Intentional adaptation versus accidental adaptation
Every organization will experience cultural change as AI becomes embedded within work. The critical difference will be whether that change occurs intentionally or accidentally.
Organizations that approach AI primarily as a technology deployment may find themselves reacting to unintended consequences. Employees may resist new workflows. Expectations may become unclear. Existing incentives may conflict with new capabilities. Culture may fragment as different groups adapt at different speeds.
By contrast, organizations that recognize AI as an environmental transformation can take a more deliberate approach.
They can redesign workflows alongside technology adoption. They can align incentives with desired behaviors. They can invest in learning systems that support adaptation. They can establish new norms for human-agent collaboration. Most importantly, they can intentionally shape the environment that will ultimately shape culture.

(Document understanding data)
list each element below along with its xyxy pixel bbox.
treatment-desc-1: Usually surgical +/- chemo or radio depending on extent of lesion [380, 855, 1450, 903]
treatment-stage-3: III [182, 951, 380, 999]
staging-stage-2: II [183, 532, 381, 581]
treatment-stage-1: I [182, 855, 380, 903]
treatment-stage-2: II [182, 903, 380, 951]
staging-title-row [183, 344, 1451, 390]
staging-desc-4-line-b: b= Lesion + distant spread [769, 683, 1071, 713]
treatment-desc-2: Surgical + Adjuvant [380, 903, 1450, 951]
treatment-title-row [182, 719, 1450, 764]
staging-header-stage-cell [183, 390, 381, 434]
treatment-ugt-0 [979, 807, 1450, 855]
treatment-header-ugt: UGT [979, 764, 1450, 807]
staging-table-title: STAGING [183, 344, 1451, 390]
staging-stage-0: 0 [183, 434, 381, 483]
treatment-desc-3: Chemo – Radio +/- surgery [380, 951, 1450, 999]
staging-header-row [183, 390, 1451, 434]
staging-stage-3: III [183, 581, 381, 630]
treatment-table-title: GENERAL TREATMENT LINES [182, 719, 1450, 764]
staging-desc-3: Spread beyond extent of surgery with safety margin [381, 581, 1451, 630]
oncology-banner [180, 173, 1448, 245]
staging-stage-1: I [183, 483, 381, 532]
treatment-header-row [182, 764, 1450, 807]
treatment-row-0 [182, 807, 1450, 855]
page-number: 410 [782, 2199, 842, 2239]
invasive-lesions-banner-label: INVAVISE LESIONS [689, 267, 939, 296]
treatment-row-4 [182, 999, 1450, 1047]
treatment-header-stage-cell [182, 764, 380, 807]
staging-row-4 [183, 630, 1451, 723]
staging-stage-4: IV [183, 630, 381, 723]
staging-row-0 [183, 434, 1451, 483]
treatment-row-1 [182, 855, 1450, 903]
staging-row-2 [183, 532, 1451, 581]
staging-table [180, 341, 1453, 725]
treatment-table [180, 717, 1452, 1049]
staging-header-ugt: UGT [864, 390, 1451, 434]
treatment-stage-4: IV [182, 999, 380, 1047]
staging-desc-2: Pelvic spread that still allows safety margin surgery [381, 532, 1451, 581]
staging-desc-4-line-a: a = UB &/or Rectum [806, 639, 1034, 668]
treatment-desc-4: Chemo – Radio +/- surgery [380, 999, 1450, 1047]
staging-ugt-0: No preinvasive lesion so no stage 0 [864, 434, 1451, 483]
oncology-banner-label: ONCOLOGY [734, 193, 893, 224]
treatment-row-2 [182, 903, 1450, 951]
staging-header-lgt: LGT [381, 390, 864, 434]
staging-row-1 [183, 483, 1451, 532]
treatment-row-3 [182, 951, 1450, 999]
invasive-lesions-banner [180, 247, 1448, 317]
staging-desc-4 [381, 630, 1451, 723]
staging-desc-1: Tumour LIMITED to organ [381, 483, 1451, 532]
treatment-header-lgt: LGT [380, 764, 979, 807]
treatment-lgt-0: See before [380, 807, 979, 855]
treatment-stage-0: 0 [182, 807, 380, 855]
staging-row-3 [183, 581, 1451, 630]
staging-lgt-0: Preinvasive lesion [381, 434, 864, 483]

• PARTS OF THE EXERCISE
a) In the adaptation passage, explain why shaping the environment is singled out as the most important thing organizations can do.
b) According to the adaptation passage, what may cause culture to fragment?
c) Reproduce verbatim the stretch of the adaptation passage from "Intentional adaptation versus" through "more deliberate approach.".

• TASK-BY-TASK OUTPUTS
a) The passage says the environment is what will ultimately shape culture. Deliberately shaping that environment therefore lets an organization steer its cultural change intentionally rather than having it happen accidentally.

b) Different groups adapting at different speeds.

c)
Intentional adaptation versus accidental adaptation
Every organization will experience cultural change as AI becomes embedded within work. The critical difference will be whether that change occurs intentionally or accidentally.
Organizations that approach AI primarily as a technology deployment may find themselves reacting to unintended consequences. Employees may resist new workflows. Expectations may become unclear. Existing incentives may conflict with new capabilities. Culture may fragment as different groups adapt at different speeds.
By contrast, organizations that recognize AI as an environmental transformation can take a more deliberate approach.